Return the listing below in full, with every line exactly as it is.

▶ [Dataset entries]:
----

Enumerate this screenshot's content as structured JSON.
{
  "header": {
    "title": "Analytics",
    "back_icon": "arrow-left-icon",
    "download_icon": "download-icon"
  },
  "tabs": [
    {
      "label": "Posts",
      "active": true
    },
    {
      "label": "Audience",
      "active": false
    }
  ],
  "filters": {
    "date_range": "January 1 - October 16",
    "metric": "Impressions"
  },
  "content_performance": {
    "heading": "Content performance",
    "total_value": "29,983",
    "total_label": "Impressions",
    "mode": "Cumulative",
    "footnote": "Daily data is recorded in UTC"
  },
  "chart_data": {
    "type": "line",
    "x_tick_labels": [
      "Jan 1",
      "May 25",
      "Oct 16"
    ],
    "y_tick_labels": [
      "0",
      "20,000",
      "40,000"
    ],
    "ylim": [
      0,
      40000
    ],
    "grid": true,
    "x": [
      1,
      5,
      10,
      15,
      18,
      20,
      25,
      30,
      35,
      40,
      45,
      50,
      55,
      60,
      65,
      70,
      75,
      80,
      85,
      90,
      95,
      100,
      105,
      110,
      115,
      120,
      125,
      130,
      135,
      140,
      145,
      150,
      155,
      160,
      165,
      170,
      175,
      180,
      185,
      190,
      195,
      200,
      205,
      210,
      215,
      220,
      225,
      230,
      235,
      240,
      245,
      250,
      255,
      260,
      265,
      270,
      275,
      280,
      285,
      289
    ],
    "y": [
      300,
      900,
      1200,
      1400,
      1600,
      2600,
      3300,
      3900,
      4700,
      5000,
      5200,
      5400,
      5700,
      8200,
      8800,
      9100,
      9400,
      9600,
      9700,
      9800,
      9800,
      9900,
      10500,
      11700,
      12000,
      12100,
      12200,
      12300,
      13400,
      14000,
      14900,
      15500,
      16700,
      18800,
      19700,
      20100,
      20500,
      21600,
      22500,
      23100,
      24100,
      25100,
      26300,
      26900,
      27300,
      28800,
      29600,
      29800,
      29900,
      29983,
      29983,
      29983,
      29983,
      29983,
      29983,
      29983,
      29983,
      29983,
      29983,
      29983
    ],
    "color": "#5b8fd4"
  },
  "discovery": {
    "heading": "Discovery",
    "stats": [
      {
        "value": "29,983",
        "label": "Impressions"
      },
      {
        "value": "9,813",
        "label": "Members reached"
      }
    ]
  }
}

----

▶ [Final answer]:
Enumerate this screenshot's content as structured JSON.
{
  "header": {
    "title": "Analytics",
    "back_icon": "arrow-left-icon",
    "download_icon": "download-icon"
  },
  "tabs": [
    {
      "label": "Posts",
      "active": true
    },
    {
      "label": "Audience",
      "active": false
    }
  ],
  "filters": {
    "date_range": "January 1 - October 16",
    "metric": "Impressions"
  },
  "content_performance": {
    "heading": "Content performance",
    "total_value": "29,983",
    "total_label": "Impressions",
    "mode": "Cumulative",
    "footnote": "Daily data is recorded in UTC"
  },
  "chart_data": {
    "type": "line",
    "x_tick_labels": [
      "Jan 1",
      "May 25",
      "Oct 16"
    ],
    "y_tick_labels": [
      "0",
      "20,000",
      "40,000"
    ],
    "ylim": [
      0,
      40000
    ],
    "grid": true,
    "x": [
      1,
      5,
      10,
      15,
      18,
      20,
      25,
      30,
      35,
      40,
      45,
      50,
      55,
      60,
      65,
      70,
      75,
      80,
      85,
      90,
      95,
      100,
      105,
      110,
      115,
      120,
      125,
      130,
      135,
      140,
      145,
      150,
      155,
      160,
      165,
      170,
      175,
      180,
      185,
      190,
      195,
      200,
      205,
      210,
      215,
      220,
      225,
      230,
      235,
      240,
      245,
      250,
      255,
      260,
      265,
      270,
      275,
      280,
      285,
      289
    ],
    "y": [
      300,
      900,
      1200,
      1400,
      1600,
      2600,
      3300,
      3900,
      4700,
      5000,
      5200,
      5400,
      5700,
      8200,
      8800,
      9100,
      9400,
      9600,
      9700,
      9800,
      9800,
      9900,
      10500,
      11700,
      12000,
      12100,
      12200,
      12300,
      13400,
      14000,
      14900,
      15500,
      16700,
      18800,
      19700,
      20100,
      20500,
      21600,
      22500,
      23100,
      24100,
      25100,
      26300,
      26900,
      27300,
      28800,
      29600,
      29800,
      29900,
      29983,
      29983,
      29983,
      29983,
      29983,
      29983,
      29983,
      29983,
      29983,
      29983,
      29983
    ],
    "color": "#5b8fd4"
  },
  "discovery": {
    "heading": "Discovery",
    "stats": [
      {
        "value": "29,983",
        "label": "Impressions"
      },
      {
        "value": "9,813",
        "label": "Members reached"
      }
    ]
  }
}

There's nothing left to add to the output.